§ Provided information:
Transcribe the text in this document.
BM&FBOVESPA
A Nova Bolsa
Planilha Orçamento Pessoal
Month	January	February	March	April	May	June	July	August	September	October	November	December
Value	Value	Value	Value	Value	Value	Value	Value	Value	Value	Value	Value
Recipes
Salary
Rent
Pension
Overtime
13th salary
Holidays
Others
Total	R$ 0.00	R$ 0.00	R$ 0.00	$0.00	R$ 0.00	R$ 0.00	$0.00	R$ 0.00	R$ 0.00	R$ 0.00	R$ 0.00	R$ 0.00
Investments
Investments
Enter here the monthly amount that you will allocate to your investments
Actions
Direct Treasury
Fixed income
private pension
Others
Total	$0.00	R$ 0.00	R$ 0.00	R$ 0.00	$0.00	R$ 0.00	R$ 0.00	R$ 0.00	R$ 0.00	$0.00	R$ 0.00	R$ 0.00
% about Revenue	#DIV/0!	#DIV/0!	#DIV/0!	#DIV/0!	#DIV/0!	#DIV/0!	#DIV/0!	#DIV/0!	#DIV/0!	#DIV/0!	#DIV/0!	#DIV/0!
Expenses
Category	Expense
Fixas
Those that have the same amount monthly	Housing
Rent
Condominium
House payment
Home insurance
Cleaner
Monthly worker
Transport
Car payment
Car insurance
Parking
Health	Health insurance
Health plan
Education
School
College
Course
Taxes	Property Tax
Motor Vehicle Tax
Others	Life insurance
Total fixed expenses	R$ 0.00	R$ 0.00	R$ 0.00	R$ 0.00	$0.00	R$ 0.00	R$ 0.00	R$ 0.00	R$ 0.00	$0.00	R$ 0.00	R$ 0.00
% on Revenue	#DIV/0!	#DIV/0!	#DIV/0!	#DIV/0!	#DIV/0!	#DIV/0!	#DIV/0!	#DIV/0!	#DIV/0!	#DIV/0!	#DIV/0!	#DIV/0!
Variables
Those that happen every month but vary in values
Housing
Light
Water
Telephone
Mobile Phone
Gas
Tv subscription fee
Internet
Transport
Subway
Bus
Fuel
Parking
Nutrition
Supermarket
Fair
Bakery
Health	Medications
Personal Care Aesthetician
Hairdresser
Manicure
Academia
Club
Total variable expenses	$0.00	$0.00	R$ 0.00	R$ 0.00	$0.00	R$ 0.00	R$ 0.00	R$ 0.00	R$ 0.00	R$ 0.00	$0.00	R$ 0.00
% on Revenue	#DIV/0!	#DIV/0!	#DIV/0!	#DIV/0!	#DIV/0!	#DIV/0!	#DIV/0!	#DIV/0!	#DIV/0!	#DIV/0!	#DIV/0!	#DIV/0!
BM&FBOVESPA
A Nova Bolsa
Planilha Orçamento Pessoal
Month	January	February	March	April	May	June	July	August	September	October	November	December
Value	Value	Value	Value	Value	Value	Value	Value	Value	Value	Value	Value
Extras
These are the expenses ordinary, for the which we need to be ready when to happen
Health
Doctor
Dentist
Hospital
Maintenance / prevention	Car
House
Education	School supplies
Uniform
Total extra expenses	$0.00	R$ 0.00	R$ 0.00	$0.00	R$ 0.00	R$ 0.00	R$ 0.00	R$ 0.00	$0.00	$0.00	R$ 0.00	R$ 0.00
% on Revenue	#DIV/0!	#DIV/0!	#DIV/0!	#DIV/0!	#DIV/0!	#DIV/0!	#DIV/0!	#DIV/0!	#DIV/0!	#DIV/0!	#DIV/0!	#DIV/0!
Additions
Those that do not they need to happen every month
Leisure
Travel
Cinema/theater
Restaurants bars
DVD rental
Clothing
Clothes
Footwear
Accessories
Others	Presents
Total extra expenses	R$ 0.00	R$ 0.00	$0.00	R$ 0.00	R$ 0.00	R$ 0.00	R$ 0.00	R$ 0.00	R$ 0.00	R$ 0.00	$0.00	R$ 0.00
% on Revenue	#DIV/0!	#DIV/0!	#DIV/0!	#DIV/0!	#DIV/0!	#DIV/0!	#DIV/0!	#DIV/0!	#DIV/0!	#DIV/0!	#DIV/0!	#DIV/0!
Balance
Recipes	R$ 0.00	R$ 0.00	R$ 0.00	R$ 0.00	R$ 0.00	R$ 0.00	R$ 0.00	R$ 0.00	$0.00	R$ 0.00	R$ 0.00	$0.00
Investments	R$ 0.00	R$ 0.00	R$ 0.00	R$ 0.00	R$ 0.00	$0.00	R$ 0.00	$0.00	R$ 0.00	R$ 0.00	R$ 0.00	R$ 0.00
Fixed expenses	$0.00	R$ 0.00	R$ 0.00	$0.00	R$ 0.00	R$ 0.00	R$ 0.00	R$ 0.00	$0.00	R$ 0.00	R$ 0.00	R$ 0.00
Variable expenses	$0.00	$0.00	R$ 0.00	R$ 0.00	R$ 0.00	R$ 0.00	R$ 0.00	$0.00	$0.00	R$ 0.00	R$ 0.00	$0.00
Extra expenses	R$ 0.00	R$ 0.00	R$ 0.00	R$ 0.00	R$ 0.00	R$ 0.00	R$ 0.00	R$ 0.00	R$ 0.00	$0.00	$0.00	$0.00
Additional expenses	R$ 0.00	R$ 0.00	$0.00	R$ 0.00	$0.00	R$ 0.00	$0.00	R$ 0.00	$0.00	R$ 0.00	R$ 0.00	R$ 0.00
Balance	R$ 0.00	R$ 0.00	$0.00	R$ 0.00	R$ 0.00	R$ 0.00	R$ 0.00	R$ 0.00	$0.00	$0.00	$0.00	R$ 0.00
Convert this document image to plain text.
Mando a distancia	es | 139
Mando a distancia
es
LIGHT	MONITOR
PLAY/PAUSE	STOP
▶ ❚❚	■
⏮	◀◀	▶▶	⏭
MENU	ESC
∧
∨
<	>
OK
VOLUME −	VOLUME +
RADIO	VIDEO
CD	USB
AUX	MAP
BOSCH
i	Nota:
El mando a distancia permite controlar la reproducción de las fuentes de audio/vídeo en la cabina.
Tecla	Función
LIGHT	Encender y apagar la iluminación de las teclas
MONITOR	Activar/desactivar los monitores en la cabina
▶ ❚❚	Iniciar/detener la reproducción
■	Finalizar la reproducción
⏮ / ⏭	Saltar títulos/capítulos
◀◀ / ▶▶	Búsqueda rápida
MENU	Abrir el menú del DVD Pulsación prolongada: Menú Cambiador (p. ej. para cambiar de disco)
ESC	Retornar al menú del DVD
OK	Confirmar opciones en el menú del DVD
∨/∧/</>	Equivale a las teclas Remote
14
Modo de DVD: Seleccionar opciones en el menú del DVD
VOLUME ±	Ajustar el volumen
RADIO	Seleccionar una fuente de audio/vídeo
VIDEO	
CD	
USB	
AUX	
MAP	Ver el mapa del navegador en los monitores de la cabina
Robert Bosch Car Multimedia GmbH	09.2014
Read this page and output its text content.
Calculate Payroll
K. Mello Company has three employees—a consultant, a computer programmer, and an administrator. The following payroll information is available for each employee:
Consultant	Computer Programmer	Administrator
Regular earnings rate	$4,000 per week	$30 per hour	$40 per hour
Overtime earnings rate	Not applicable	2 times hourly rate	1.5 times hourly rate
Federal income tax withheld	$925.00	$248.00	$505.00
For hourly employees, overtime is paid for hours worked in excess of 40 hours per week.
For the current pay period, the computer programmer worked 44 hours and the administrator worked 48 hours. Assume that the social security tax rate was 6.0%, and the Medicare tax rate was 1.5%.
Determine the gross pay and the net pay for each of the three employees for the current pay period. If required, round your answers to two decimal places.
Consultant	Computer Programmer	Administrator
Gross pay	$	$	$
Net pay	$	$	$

§ Stated problem: Output the whole listing above again, word for word.

§ Correct output:
Transcribe the text in this document.
BM&FBOVESPA
A Nova Bolsa
Planilha Orçamento Pessoal
Month	January	February	March	April	May	June	July	August	September	October	November	December
Value	Value	Value	Value	Value	Value	Value	Value	Value	Value	Value	Value
Recipes
Salary
Rent
Pension
Overtime
13th salary
Holidays
Others
Total	R$ 0.00	R$ 0.00	R$ 0.00	$0.00	R$ 0.00	R$ 0.00	$0.00	R$ 0.00	R$ 0.00	R$ 0.00	R$ 0.00	R$ 0.00
Investments
Investments
Enter here the monthly amount that you will allocate to your investments
Actions
Direct Treasury
Fixed income
private pension
Others
Total	$0.00	R$ 0.00	R$ 0.00	R$ 0.00	$0.00	R$ 0.00	R$ 0.00	R$ 0.00	R$ 0.00	$0.00	R$ 0.00	R$ 0.00
% about Revenue	#DIV/0!	#DIV/0!	#DIV/0!	#DIV/0!	#DIV/0!	#DIV/0!	#DIV/0!	#DIV/0!	#DIV/0!	#DIV/0!	#DIV/0!	#DIV/0!
Expenses
Category	Expense
Fixas
Those that have the same amount monthly	Housing
Rent
Condominium
House payment
Home insurance
Cleaner
Monthly worker
Transport
Car payment
Car insurance
Parking
Health	Health insurance
Health plan
Education
School
College
Course
Taxes	Property Tax
Motor Vehicle Tax
Others	Life insurance
Total fixed expenses	R$ 0.00	R$ 0.00	R$ 0.00	R$ 0.00	$0.00	R$ 0.00	R$ 0.00	R$ 0.00	R$ 0.00	$0.00	R$ 0.00	R$ 0.00
% on Revenue	#DIV/0!	#DIV/0!	#DIV/0!	#DIV/0!	#DIV/0!	#DIV/0!	#DIV/0!	#DIV/0!	#DIV/0!	#DIV/0!	#DIV/0!	#DIV/0!
Variables
Those that happen every month but vary in values
Housing
Light
Water
Telephone
Mobile Phone
Gas
Tv subscription fee
Internet
Transport
Subway
Bus
Fuel
Parking
Nutrition
Supermarket
Fair
Bakery
Health	Medications
Personal Care Aesthetician
Hairdresser
Manicure
Academia
Club
Total variable expenses	$0.00	$0.00	R$ 0.00	R$ 0.00	$0.00	R$ 0.00	R$ 0.00	R$ 0.00	R$ 0.00	R$ 0.00	$0.00	R$ 0.00
% on Revenue	#DIV/0!	#DIV/0!	#DIV/0!	#DIV/0!	#DIV/0!	#DIV/0!	#DIV/0!	#DIV/0!	#DIV/0!	#DIV/0!	#DIV/0!	#DIV/0!
BM&FBOVESPA
A Nova Bolsa
Planilha Orçamento Pessoal
Month	January	February	March	April	May	June	July	August	September	October	November	December
Value	Value	Value	Value	Value	Value	Value	Value	Value	Value	Value	Value
Extras
These are the expenses ordinary, for the which we need to be ready when to happen
Health
Doctor
Dentist
Hospital
Maintenance / prevention	Car
House
Education	School supplies
Uniform
Total extra expenses	$0.00	R$ 0.00	R$ 0.00	$0.00	R$ 0.00	R$ 0.00	R$ 0.00	R$ 0.00	$0.00	$0.00	R$ 0.00	R$ 0.00
% on Revenue	#DIV/0!	#DIV/0!	#DIV/0!	#DIV/0!	#DIV/0!	#DIV/0!	#DIV/0!	#DIV/0!	#DIV/0!	#DIV/0!	#DIV/0!	#DIV/0!
Additions
Those that do not they need to happen every month
Leisure
Travel
Cinema/theater
Restaurants bars
DVD rental
Clothing
Clothes
Footwear
Accessories
Others	Presents
Total extra expenses	R$ 0.00	R$ 0.00	$0.00	R$ 0.00	R$ 0.00	R$ 0.00	R$ 0.00	R$ 0.00	R$ 0.00	R$ 0.00	$0.00	R$ 0.00
% on Revenue	#DIV/0!	#DIV/0!	#DIV/0!	#DIV/0!	#DIV/0!	#DIV/0!	#DIV/0!	#DIV/0!	#DIV/0!	#DIV/0!	#DIV/0!	#DIV/0!
Balance
Recipes	R$ 0.00	R$ 0.00	R$ 0.00	R$ 0.00	R$ 0.00	R$ 0.00	R$ 0.00	R$ 0.00	$0.00	R$ 0.00	R$ 0.00	$0.00
Investments	R$ 0.00	R$ 0.00	R$ 0.00	R$ 0.00	R$ 0.00	$0.00	R$ 0.00	$0.00	R$ 0.00	R$ 0.00	R$ 0.00	R$ 0.00
Fixed expenses	$0.00	R$ 0.00	R$ 0.00	$0.00	R$ 0.00	R$ 0.00	R$ 0.00	R$ 0.00	$0.00	R$ 0.00	R$ 0.00	R$ 0.00
Variable expenses	$0.00	$0.00	R$ 0.00	R$ 0.00	R$ 0.00	R$ 0.00	R$ 0.00	$0.00	$0.00	R$ 0.00	R$ 0.00	$0.00
Extra expenses	R$ 0.00	R$ 0.00	R$ 0.00	R$ 0.00	R$ 0.00	R$ 0.00	R$ 0.00	R$ 0.00	R$ 0.00	$0.00	$0.00	$0.00
Additional expenses	R$ 0.00	R$ 0.00	$0.00	R$ 0.00	$0.00	R$ 0.00	$0.00	R$ 0.00	$0.00	R$ 0.00	R$ 0.00	R$ 0.00
Balance	R$ 0.00	R$ 0.00	$0.00	R$ 0.00	R$ 0.00	R$ 0.00	R$ 0.00	R$ 0.00	$0.00	$0.00	$0.00	R$ 0.00
Convert this document image to plain text.
Mando a distancia	es | 139
Mando a distancia
es
LIGHT	MONITOR
PLAY/PAUSE	STOP
▶ ❚❚	■
⏮	◀◀	▶▶	⏭
MENU	ESC
∧
∨
<	>
OK
VOLUME −	VOLUME +
RADIO	VIDEO
CD	USB
AUX	MAP
BOSCH
i	Nota:
El mando a distancia permite controlar la reproducción de las fuentes de audio/vídeo en la cabina.
Tecla	Función
LIGHT	Encender y apagar la iluminación de las teclas
MONITOR	Activar/desactivar los monitores en la cabina
▶ ❚❚	Iniciar/detener la reproducción
■	Finalizar la reproducción
⏮ / ⏭	Saltar títulos/capítulos
◀◀ / ▶▶	Búsqueda rápida
MENU	Abrir el menú del DVD Pulsación prolongada: Menú Cambiador (p. ej. para cambiar de disco)
ESC	Retornar al menú del DVD
OK	Confirmar opciones en el menú del DVD
∨/∧/</>	Equivale a las teclas Remote
14
Modo de DVD: Seleccionar opciones en el menú del DVD
VOLUME ±	Ajustar el volumen
RADIO	Seleccionar una fuente de audio/vídeo
VIDEO	
CD	
USB	
AUX	
MAP	Ver el mapa del navegador en los monitores de la cabina
Robert Bosch Car Multimedia GmbH	09.2014
Read this page and output its text content.
Calculate Payroll
K. Mello Company has three employees—a consultant, a computer programmer, and an administrator. The following payroll information is available for each employee:
Consultant	Computer Programmer	Administrator
Regular earnings rate	$4,000 per week	$30 per hour	$40 per hour
Overtime earnings rate	Not applicable	2 times hourly rate	1.5 times hourly rate
Federal income tax withheld	$925.00	$248.00	$505.00
For hourly employees, overtime is paid for hours worked in excess of 40 hours per week.
For the current pay period, the computer programmer worked 44 hours and the administrator worked 48 hours. Assume that the social security tax rate was 6.0%, and the Medicare tax rate was 1.5%.
Determine the gross pay and the net pay for each of the three employees for the current pay period. If required, round your answers to two decimal places.
Consultant	Computer Programmer	Administrator
Gross pay	$	$	$
Net pay	$	$	$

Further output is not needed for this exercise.